The request: Word for word, restate every line of the listing that follows.
** Start of Data shown **
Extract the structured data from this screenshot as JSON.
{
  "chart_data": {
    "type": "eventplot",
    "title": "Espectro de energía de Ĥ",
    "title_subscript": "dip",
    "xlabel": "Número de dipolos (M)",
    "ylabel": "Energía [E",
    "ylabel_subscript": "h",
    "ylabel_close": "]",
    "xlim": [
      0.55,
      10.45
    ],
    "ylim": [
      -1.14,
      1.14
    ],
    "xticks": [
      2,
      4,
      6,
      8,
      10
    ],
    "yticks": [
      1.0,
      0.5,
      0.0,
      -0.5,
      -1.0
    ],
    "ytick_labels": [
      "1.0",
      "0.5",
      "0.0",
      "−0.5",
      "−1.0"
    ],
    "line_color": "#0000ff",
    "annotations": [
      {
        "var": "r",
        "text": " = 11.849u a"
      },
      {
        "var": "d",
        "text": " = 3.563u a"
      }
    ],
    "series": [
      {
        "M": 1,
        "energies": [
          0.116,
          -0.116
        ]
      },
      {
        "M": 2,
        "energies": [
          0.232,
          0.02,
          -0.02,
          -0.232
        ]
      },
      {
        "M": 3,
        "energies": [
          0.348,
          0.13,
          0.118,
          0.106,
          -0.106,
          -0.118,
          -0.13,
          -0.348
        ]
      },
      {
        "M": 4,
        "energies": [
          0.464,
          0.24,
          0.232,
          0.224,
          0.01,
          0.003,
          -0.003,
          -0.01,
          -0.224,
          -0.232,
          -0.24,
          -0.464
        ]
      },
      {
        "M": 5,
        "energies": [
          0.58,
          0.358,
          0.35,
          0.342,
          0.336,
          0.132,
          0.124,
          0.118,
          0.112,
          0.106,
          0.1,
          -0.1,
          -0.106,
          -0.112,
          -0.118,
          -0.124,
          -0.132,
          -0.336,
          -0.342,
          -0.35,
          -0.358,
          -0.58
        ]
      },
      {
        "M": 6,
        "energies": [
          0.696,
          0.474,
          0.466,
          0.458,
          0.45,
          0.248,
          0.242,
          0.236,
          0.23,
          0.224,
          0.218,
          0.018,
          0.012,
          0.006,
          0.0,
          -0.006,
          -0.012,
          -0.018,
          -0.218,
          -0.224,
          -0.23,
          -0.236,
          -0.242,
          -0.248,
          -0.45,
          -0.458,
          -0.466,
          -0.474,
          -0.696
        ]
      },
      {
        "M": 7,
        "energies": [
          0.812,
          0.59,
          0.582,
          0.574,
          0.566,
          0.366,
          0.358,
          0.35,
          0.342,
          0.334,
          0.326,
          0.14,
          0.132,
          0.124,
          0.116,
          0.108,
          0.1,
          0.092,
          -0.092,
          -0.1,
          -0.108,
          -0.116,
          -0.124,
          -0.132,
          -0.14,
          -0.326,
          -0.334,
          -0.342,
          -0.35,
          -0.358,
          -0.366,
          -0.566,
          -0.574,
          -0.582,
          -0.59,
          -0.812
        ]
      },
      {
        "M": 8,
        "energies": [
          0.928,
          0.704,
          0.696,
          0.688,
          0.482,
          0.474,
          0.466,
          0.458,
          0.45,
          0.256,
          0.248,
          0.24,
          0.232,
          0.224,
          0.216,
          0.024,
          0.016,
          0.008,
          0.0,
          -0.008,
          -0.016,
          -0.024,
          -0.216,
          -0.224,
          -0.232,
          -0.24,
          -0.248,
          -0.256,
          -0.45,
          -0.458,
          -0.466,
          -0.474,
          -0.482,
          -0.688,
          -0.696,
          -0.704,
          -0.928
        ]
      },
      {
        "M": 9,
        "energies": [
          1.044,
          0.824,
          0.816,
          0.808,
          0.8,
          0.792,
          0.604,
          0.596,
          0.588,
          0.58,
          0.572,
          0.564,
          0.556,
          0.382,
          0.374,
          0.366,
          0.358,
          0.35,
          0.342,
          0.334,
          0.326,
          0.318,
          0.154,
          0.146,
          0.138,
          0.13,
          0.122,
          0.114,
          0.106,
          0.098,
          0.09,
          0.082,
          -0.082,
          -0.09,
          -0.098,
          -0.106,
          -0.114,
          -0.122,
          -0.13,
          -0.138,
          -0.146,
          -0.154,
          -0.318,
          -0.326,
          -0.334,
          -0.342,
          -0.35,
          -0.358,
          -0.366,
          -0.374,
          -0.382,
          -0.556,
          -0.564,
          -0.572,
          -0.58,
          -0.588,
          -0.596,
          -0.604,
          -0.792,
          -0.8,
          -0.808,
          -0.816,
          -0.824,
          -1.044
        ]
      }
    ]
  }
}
** End of Data shown **
Result for this task:
Extract the structured data from this screenshot as JSON.
{
  "chart_data": {
    "type": "eventplot",
    "title": "Espectro de energía de Ĥ",
    "title_subscript": "dip",
    "xlabel": "Número de dipolos (M)",
    "ylabel": "Energía [E",
    "ylabel_subscript": "h",
    "ylabel_close": "]",
    "xlim": [
      0.55,
      10.45
    ],
    "ylim": [
      -1.14,
      1.14
    ],
    "xticks": [
      2,
      4,
      6,
      8,
      10
    ],
    "yticks": [
      1.0,
      0.5,
      0.0,
      -0.5,
      -1.0
    ],
    "ytick_labels": [
      "1.0",
      "0.5",
      "0.0",
      "−0.5",
      "−1.0"
    ],
    "line_color": "#0000ff",
    "annotations": [
      {
        "var": "r",
        "text": " = 11.849u a"
      },
      {
        "var": "d",
        "text": " = 3.563u a"
      }
    ],
    "series": [
      {
        "M": 1,
        "energies": [
          0.116,
          -0.116
        ]
      },
      {
        "M": 2,
        "energies": [
          0.232,
          0.02,
          -0.02,
          -0.232
        ]
      },
      {
        "M": 3,
        "energies": [
          0.348,
          0.13,
          0.118,
          0.106,
          -0.106,
          -0.118,
          -0.13,
          -0.348
        ]
      },
      {
        "M": 4,
        "energies": [
          0.464,
          0.24,
          0.232,
          0.224,
          0.01,
          0.003,
          -0.003,
          -0.01,
          -0.224,
          -0.232,
          -0.24,
          -0.464
        ]
      },
      {
        "M": 5,
        "energies": [
          0.58,
          0.358,
          0.35,
          0.342,
          0.336,
          0.132,
          0.124,
          0.118,
          0.112,
          0.106,
          0.1,
          -0.1,
          -0.106,
          -0.112,
          -0.118,
          -0.124,
          -0.132,
          -0.336,
          -0.342,
          -0.35,
          -0.358,
          -0.58
        ]
      },
      {
        "M": 6,
        "energies": [
          0.696,
          0.474,
          0.466,
          0.458,
          0.45,
          0.248,
          0.242,
          0.236,
          0.23,
          0.224,
          0.218,
          0.018,
          0.012,
          0.006,
          0.0,
          -0.006,
          -0.012,
          -0.018,
          -0.218,
          -0.224,
          -0.23,
          -0.236,
          -0.242,
          -0.248,
          -0.45,
          -0.458,
          -0.466,
          -0.474,
          -0.696
        ]
      },
      {
        "M": 7,
        "energies": [
          0.812,
          0.59,
          0.582,
          0.574,
          0.566,
          0.366,
          0.358,
          0.35,
          0.342,
          0.334,
          0.326,
          0.14,
          0.132,
          0.124,
          0.116,
          0.108,
          0.1,
          0.092,
          -0.092,
          -0.1,
          -0.108,
          -0.116,
          -0.124,
          -0.132,
          -0.14,
          -0.326,
          -0.334,
          -0.342,
          -0.35,
          -0.358,
          -0.366,
          -0.566,
          -0.574,
          -0.582,
          -0.59,
          -0.812
        ]
      },
      {
        "M": 8,
        "energies": [
          0.928,
          0.704,
          0.696,
          0.688,
          0.482,
          0.474,
          0.466,
          0.458,
          0.45,
          0.256,
          0.248,
          0.24,
          0.232,
          0.224,
          0.216,
          0.024,
          0.016,
          0.008,
          0.0,
          -0.008,
          -0.016,
          -0.024,
          -0.216,
          -0.224,
          -0.232,
          -0.24,
          -0.248,
          -0.256,
          -0.45,
          -0.458,
          -0.466,
          -0.474,
          -0.482,
          -0.688,
          -0.696,
          -0.704,
          -0.928
        ]
      },
      {
        "M": 9,
        "energies": [
          1.044,
          0.824,
          0.816,
          0.808,
          0.8,
          0.792,
          0.604,
          0.596,
          0.588,
          0.58,
          0.572,
          0.564,
          0.556,
          0.382,
          0.374,
          0.366,
          0.358,
          0.35,
          0.342,
          0.334,
          0.326,
          0.318,
          0.154,
          0.146,
          0.138,
          0.13,
          0.122,
          0.114,
          0.106,
          0.098,
          0.09,
          0.082,
          -0.082,
          -0.09,
          -0.098,
          -0.106,
          -0.114,
          -0.122,
          -0.13,
          -0.138,
          -0.146,
          -0.154,
          -0.318,
          -0.326,
          -0.334,
          -0.342,
          -0.35,
          -0.358,
          -0.366,
          -0.374,
          -0.382,
          -0.556,
          -0.564,
          -0.572,
          -0.58,
          -0.588,
          -0.596,
          -0.604,
          -0.792,
          -0.8,
          -0.808,
          -0.816,
          -0.824,
          -1.044
        ]
      }
    ]
  }
}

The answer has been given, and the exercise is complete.